> [PROBLEM STATEMENT] What follows are records. Restate all of them word for word.

> [INPUT DATA]
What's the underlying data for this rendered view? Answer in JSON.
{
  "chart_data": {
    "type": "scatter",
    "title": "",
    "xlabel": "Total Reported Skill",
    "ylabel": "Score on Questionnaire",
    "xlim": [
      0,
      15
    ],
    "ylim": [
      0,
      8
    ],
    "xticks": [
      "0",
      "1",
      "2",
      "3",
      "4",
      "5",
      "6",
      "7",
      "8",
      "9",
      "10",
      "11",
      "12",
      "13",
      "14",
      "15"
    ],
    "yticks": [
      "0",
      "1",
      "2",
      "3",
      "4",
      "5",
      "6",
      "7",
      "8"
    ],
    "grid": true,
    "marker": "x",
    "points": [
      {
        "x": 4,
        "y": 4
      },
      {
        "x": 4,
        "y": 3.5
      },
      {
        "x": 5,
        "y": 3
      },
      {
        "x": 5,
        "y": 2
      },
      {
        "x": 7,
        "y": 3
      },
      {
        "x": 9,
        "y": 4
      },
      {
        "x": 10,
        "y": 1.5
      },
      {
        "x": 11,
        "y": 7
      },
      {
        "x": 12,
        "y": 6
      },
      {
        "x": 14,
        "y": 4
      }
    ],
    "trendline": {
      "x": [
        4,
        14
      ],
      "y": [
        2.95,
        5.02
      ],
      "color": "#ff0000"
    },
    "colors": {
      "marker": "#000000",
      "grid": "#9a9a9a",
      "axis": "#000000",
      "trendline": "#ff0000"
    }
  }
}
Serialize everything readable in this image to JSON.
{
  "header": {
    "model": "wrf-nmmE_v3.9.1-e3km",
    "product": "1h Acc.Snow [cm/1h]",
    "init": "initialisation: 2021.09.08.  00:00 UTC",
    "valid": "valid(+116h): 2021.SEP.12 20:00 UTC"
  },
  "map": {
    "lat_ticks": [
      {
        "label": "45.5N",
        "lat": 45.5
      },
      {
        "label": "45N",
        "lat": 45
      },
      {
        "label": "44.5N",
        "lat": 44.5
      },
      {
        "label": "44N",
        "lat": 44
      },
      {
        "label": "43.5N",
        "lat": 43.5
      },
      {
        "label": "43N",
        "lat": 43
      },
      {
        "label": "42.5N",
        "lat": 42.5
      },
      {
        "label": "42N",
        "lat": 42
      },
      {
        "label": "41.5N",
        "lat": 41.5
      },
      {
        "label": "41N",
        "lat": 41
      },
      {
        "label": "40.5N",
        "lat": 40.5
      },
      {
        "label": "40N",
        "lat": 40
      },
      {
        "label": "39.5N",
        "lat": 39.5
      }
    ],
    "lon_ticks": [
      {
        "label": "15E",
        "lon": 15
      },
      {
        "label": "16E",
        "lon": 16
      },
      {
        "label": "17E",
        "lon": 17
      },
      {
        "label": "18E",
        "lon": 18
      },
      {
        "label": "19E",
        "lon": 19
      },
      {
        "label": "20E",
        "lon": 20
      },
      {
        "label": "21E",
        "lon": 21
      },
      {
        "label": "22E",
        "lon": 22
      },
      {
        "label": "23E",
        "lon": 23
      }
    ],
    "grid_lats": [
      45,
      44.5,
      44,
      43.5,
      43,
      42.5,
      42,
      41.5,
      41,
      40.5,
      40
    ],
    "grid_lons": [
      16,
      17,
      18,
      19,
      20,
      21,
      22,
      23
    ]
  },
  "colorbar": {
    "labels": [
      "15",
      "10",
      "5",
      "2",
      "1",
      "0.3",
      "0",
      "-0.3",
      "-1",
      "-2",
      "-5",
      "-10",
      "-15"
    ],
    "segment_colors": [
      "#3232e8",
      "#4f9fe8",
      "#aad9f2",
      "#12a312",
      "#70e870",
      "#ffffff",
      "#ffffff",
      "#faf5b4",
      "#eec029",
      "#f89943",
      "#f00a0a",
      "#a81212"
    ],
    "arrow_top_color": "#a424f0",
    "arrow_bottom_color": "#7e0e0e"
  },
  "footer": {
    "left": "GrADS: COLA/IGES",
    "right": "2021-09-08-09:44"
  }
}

> [CORRECT ANSWER]
What's the underlying data for this rendered view? Answer in JSON.
{
  "chart_data": {
    "type": "scatter",
    "title": "",
    "xlabel": "Total Reported Skill",
    "ylabel": "Score on Questionnaire",
    "xlim": [
      0,
      15
    ],
    "ylim": [
      0,
      8
    ],
    "xticks": [
      "0",
      "1",
      "2",
      "3",
      "4",
      "5",
      "6",
      "7",
      "8",
      "9",
      "10",
      "11",
      "12",
      "13",
      "14",
      "15"
    ],
    "yticks": [
      "0",
      "1",
      "2",
      "3",
      "4",
      "5",
      "6",
      "7",
      "8"
    ],
    "grid": true,
    "marker": "x",
    "points": [
      {
        "x": 4,
        "y": 4
      },
      {
        "x": 4,
        "y": 3.5
      },
      {
        "x": 5,
        "y": 3
      },
      {
        "x": 5,
        "y": 2
      },
      {
        "x": 7,
        "y": 3
      },
      {
        "x": 9,
        "y": 4
      },
      {
        "x": 10,
        "y": 1.5
      },
      {
        "x": 11,
        "y": 7
      },
      {
        "x": 12,
        "y": 6
      },
      {
        "x": 14,
        "y": 4
      }
    ],
    "trendline": {
      "x": [
        4,
        14
      ],
      "y": [
        2.95,
        5.02
      ],
      "color": "#ff0000"
    },
    "colors": {
      "marker": "#000000",
      "grid": "#9a9a9a",
      "axis": "#000000",
      "trendline": "#ff0000"
    }
  }
}
Serialize everything readable in this image to JSON.
{
  "header": {
    "model": "wrf-nmmE_v3.9.1-e3km",
    "product": "1h Acc.Snow [cm/1h]",
    "init": "initialisation: 2021.09.08.  00:00 UTC",
    "valid": "valid(+116h): 2021.SEP.12 20:00 UTC"
  },
  "map": {
    "lat_ticks": [
      {
        "label": "45.5N",
        "lat": 45.5
      },
      {
        "label": "45N",
        "lat": 45
      },
      {
        "label": "44.5N",
        "lat": 44.5
      },
      {
        "label": "44N",
        "lat": 44
      },
      {
        "label": "43.5N",
        "lat": 43.5
      },
      {
        "label": "43N",
        "lat": 43
      },
      {
        "label": "42.5N",
        "lat": 42.5
      },
      {
        "label": "42N",
        "lat": 42
      },
      {
        "label": "41.5N",
        "lat": 41.5
      },
      {
        "label": "41N",
        "lat": 41
      },
      {
        "label": "40.5N",
        "lat": 40.5
      },
      {
        "label": "40N",
        "lat": 40
      },
      {
        "label": "39.5N",
        "lat": 39.5
      }
    ],
    "lon_ticks": [
      {
        "label": "15E",
        "lon": 15
      },
      {
        "label": "16E",
        "lon": 16
      },
      {
        "label": "17E",
        "lon": 17
      },
      {
        "label": "18E",
        "lon": 18
      },
      {
        "label": "19E",
        "lon": 19
      },
      {
        "label": "20E",
        "lon": 20
      },
      {
        "label": "21E",
        "lon": 21
      },
      {
        "label": "22E",
        "lon": 22
      },
      {
        "label": "23E",
        "lon": 23
      }
    ],
    "grid_lats": [
      45,
      44.5,
      44,
      43.5,
      43,
      42.5,
      42,
      41.5,
      41,
      40.5,
      40
    ],
    "grid_lons": [
      16,
      17,
      18,
      19,
      20,
      21,
      22,
      23
    ]
  },
  "colorbar": {
    "labels": [
      "15",
      "10",
      "5",
      "2",
      "1",
      "0.3",
      "0",
      "-0.3",
      "-1",
      "-2",
      "-5",
      "-10",
      "-15"
    ],
    "segment_colors": [
      "#3232e8",
      "#4f9fe8",
      "#aad9f2",
      "#12a312",
      "#70e870",
      "#ffffff",
      "#ffffff",
      "#faf5b4",
      "#eec029",
      "#f89943",
      "#f00a0a",
      "#a81212"
    ],
    "arrow_top_color": "#a424f0",
    "arrow_bottom_color": "#7e0e0e"
  },
  "footer": {
    "left": "GrADS: COLA/IGES",
    "right": "2021-09-08-09:44"
  }
}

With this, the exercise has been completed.